Written problem -
Reproduce every line of the listing as written, apart from the pictures.
════
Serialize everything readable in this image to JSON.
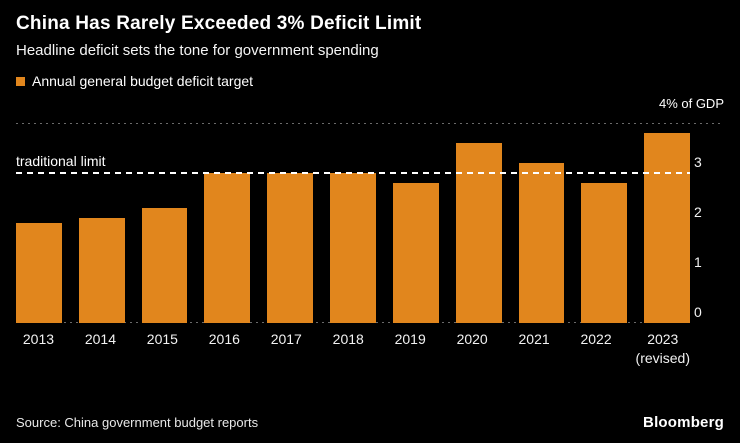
{
  "header": {
    "title": "China Has Rarely Exceeded 3% Deficit Limit",
    "subtitle": "Headline deficit sets the tone for government spending"
  },
  "legend": {
    "label": "Annual general budget deficit target"
  },
  "axis": {
    "unit_label": "4% of GDP",
    "ticks": [
      3,
      2,
      1,
      0
    ]
  },
  "footer": {
    "source": "Source: China government budget reports",
    "brand": "Bloomberg"
  },
  "colors": {
    "bar": "#E1861D",
    "background": "#000000",
    "grid": "#6A6A6A",
    "reference": "#FFFFFF"
  },
  "chart_data": {
    "type": "bar",
    "title": "China Has Rarely Exceeded 3% Deficit Limit",
    "subtitle": "Headline deficit sets the tone for government spending",
    "series_name": "Annual general budget deficit target",
    "categories": [
      "2013",
      "2014",
      "2015",
      "2016",
      "2017",
      "2018",
      "2019",
      "2020",
      "2021",
      "2022",
      "2023"
    ],
    "category_notes": [
      "",
      "",
      "",
      "",
      "",
      "",
      "",
      "",
      "",
      "",
      "(revised)"
    ],
    "values": [
      2.0,
      2.1,
      2.3,
      3.0,
      3.0,
      3.0,
      2.8,
      3.6,
      3.2,
      2.8,
      3.8
    ],
    "ylabel": "% of GDP",
    "ylim": [
      0,
      4
    ],
    "yticks": [
      0,
      1,
      2,
      3
    ],
    "grid": "dotted horizontal lines at 0 and 4, ticks on right side",
    "legend_position": "top-left",
    "reference_line": {
      "value": 3,
      "label": "traditional limit",
      "style": "dashed",
      "color": "#FFFFFF"
    },
    "source": "Source: China government budget reports"
  }
}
════
Full solution -
Serialize everything readable in this image to JSON.
{
  "header": {
    "title": "China Has Rarely Exceeded 3% Deficit Limit",
    "subtitle": "Headline deficit sets the tone for government spending"
  },
  "legend": {
    "label": "Annual general budget deficit target"
  },
  "axis": {
    "unit_label": "4% of GDP",
    "ticks": [
      3,
      2,
      1,
      0
    ]
  },
  "footer": {
    "source": "Source: China government budget reports",
    "brand": "Bloomberg"
  },
  "colors": {
    "bar": "#E1861D",
    "background": "#000000",
    "grid": "#6A6A6A",
    "reference": "#FFFFFF"
  },
  "chart_data": {
    "type": "bar",
    "title": "China Has Rarely Exceeded 3% Deficit Limit",
    "subtitle": "Headline deficit sets the tone for government spending",
    "series_name": "Annual general budget deficit target",
    "categories": [
      "2013",
      "2014",
      "2015",
      "2016",
      "2017",
      "2018",
      "2019",
      "2020",
      "2021",
      "2022",
      "2023"
    ],
    "category_notes": [
      "",
      "",
      "",
      "",
      "",
      "",
      "",
      "",
      "",
      "",
      "(revised)"
    ],
    "values": [
      2.0,
      2.1,
      2.3,
      3.0,
      3.0,
      3.0,
      2.8,
      3.6,
      3.2,
      2.8,
      3.8
    ],
    "ylabel": "% of GDP",
    "ylim": [
      0,
      4
    ],
    "yticks": [
      0,
      1,
      2,
      3
    ],
    "grid": "dotted horizontal lines at 0 and 4, ticks on right side",
    "legend_position": "top-left",
    "reference_line": {
      "value": 3,
      "label": "traditional limit",
      "style": "dashed",
      "color": "#FFFFFF"
    },
    "source": "Source: China government budget reports"
  }
}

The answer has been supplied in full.